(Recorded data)
^^^^^^^^

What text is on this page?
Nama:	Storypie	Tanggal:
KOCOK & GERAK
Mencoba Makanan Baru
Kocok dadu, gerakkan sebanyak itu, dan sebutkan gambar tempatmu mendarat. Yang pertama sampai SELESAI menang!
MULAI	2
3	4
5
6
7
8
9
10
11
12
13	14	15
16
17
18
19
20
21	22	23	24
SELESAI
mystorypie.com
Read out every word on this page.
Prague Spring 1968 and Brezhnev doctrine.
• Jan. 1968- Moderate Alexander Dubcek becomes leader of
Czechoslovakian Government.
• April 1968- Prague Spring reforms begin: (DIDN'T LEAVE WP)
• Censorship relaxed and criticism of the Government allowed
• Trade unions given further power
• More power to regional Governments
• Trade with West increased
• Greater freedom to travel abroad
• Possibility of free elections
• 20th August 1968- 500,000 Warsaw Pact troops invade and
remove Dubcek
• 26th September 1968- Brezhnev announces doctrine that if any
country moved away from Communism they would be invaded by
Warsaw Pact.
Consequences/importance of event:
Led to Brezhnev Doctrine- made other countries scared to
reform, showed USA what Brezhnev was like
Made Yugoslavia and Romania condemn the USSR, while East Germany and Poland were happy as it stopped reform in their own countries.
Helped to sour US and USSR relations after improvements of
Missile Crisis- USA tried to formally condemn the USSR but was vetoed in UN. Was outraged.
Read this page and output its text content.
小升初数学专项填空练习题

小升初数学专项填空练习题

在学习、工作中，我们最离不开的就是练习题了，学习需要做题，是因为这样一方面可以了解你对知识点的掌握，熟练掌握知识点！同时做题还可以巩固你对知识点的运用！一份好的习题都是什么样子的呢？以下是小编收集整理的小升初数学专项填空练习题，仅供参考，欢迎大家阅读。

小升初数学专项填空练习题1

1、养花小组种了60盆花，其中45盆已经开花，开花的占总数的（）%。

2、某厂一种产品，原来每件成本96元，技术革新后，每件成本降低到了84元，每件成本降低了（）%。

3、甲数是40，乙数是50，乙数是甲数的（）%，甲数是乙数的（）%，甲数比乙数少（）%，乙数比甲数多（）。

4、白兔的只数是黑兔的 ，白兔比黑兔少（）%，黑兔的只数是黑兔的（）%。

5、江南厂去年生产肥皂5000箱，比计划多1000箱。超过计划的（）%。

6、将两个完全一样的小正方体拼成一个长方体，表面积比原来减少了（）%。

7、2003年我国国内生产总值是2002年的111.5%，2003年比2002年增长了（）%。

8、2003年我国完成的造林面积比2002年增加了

^^^^^^^^

Repeat exactly, and only, the lines of the records above, starting with the line that contains "Read this page and output its text content." and ending with the final line, both included.

Full solution:
Read this page and output its text content.
小升初数学专项填空练习题

小升初数学专项填空练习题

在学习、工作中，我们最离不开的就是练习题了，学习需要做题，是因为这样一方面可以了解你对知识点的掌握，熟练掌握知识点！同时做题还可以巩固你对知识点的运用！一份好的习题都是什么样子的呢？以下是小编收集整理的小升初数学专项填空练习题，仅供参考，欢迎大家阅读。

小升初数学专项填空练习题1

1、养花小组种了60盆花，其中45盆已经开花，开花的占总数的（）%。

2、某厂一种产品，原来每件成本96元，技术革新后，每件成本降低到了84元，每件成本降低了（）%。

3、甲数是40，乙数是50，乙数是甲数的（）%，甲数是乙数的（）%，甲数比乙数少（）%，乙数比甲数多（）。

4、白兔的只数是黑兔的 ，白兔比黑兔少（）%，黑兔的只数是黑兔的（）%。

5、江南厂去年生产肥皂5000箱，比计划多1000箱。超过计划的（）%。

6、将两个完全一样的小正方体拼成一个长方体，表面积比原来减少了（）%。

7、2003年我国国内生产总值是2002年的111.5%，2003年比2002年增长了（）%。

8、2003年我国完成的造林面积比2002年增加了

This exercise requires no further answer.